** start **
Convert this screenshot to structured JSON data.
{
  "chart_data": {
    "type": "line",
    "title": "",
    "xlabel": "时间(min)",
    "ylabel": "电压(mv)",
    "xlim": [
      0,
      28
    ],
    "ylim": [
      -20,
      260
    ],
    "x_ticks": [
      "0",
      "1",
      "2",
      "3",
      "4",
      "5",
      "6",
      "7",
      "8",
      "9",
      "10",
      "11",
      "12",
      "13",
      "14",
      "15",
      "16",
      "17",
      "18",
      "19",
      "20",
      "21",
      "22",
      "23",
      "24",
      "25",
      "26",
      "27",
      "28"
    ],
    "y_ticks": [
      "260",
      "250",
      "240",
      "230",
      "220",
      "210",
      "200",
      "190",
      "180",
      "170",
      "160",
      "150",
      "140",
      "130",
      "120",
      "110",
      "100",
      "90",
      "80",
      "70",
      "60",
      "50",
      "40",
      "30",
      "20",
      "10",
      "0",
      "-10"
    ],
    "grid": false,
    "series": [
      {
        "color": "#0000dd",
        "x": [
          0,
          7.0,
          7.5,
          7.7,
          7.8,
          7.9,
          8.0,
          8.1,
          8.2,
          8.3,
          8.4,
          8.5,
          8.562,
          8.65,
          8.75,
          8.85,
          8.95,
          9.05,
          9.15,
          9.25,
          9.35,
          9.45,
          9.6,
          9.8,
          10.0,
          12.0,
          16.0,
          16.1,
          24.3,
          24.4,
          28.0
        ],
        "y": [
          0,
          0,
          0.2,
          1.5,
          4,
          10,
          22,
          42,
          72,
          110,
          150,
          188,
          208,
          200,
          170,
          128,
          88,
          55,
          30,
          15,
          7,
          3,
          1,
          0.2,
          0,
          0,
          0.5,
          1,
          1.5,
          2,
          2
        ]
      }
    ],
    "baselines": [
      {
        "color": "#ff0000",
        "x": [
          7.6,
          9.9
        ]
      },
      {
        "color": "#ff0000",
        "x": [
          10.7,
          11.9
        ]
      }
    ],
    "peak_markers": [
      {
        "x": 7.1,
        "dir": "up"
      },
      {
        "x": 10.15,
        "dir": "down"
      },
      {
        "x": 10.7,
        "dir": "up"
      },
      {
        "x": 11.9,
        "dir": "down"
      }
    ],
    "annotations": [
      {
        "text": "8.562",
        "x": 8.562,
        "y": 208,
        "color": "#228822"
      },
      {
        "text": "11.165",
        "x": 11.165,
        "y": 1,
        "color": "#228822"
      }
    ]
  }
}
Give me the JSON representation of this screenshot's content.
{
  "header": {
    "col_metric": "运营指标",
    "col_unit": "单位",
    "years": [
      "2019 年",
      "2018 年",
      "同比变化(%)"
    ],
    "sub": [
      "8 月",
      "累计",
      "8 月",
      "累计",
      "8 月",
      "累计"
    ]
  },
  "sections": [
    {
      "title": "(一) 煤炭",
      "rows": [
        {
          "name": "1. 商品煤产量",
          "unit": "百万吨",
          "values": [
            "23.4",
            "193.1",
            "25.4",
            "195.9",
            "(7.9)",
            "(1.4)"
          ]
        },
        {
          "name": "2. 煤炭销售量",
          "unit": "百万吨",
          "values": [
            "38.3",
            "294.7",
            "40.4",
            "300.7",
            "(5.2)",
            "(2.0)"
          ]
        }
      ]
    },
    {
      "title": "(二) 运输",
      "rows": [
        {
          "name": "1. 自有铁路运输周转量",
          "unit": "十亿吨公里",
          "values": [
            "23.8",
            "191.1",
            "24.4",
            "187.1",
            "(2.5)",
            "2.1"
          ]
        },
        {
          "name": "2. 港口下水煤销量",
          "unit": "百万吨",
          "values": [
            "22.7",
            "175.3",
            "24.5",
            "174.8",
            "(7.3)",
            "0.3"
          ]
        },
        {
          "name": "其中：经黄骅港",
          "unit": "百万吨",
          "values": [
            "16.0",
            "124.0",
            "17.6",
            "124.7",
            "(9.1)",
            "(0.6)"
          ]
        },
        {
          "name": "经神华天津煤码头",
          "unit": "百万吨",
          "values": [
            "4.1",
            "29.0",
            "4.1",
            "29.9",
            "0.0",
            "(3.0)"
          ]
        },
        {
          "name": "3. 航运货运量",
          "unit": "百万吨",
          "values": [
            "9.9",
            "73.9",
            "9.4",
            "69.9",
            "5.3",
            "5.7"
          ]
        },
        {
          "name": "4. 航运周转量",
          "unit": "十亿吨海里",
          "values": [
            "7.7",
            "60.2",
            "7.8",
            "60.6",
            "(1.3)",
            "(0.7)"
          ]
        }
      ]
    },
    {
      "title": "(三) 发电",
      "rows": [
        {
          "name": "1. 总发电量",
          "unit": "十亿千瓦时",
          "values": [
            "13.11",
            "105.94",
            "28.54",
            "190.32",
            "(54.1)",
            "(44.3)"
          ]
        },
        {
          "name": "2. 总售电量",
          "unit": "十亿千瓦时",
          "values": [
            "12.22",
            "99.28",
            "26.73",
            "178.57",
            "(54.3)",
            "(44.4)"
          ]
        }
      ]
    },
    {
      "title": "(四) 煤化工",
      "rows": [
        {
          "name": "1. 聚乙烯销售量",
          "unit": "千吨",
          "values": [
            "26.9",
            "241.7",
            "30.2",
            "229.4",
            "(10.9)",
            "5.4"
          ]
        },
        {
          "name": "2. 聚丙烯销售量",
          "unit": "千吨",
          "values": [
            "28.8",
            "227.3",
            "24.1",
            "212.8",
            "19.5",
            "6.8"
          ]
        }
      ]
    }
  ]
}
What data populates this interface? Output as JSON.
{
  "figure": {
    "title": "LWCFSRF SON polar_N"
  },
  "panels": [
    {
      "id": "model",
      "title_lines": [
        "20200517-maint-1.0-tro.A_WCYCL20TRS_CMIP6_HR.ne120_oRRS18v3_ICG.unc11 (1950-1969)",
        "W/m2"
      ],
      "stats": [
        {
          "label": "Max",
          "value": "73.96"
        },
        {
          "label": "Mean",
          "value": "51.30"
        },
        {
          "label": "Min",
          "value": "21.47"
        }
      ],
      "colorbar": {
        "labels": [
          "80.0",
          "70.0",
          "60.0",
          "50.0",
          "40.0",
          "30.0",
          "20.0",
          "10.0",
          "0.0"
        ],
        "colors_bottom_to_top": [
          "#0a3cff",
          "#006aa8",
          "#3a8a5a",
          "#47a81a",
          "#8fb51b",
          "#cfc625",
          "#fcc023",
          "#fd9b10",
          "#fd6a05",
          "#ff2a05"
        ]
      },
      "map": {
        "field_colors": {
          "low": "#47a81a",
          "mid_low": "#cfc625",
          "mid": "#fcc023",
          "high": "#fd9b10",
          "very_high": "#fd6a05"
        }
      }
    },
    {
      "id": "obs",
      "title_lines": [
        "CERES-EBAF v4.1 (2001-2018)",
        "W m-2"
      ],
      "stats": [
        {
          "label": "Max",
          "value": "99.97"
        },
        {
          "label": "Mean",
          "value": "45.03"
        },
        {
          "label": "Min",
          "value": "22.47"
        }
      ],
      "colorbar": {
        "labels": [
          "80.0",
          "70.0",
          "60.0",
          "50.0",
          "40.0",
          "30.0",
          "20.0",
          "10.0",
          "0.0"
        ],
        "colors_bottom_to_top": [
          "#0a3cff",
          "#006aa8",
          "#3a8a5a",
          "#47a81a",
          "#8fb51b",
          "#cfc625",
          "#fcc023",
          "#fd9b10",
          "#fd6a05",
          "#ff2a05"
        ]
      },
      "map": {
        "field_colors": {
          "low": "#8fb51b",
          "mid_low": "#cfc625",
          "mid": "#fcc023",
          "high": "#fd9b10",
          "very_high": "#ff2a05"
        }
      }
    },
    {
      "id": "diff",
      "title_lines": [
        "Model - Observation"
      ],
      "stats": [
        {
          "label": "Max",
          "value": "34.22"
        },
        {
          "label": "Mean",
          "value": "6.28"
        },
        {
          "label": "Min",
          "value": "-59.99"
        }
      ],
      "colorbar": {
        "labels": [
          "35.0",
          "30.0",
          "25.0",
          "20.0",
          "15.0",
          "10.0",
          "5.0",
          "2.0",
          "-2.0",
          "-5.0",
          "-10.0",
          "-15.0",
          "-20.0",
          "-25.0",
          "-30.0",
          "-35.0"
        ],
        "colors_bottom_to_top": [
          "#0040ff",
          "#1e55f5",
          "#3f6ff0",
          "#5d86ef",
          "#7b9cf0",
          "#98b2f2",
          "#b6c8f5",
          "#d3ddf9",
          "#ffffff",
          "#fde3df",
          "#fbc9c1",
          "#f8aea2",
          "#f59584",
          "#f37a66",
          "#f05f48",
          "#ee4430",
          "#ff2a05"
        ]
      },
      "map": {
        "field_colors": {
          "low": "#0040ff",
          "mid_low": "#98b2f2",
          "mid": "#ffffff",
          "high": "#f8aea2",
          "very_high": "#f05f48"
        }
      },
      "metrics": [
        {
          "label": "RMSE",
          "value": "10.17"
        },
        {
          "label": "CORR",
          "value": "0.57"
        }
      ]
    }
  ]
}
** end **
■ Stated goal: Copy out each line of the listing that holds "JSON".

■ Written solution:
Convert this screenshot to structured JSON data.
Give me the JSON representation of this screenshot's content.
What data populates this interface? Output as JSON.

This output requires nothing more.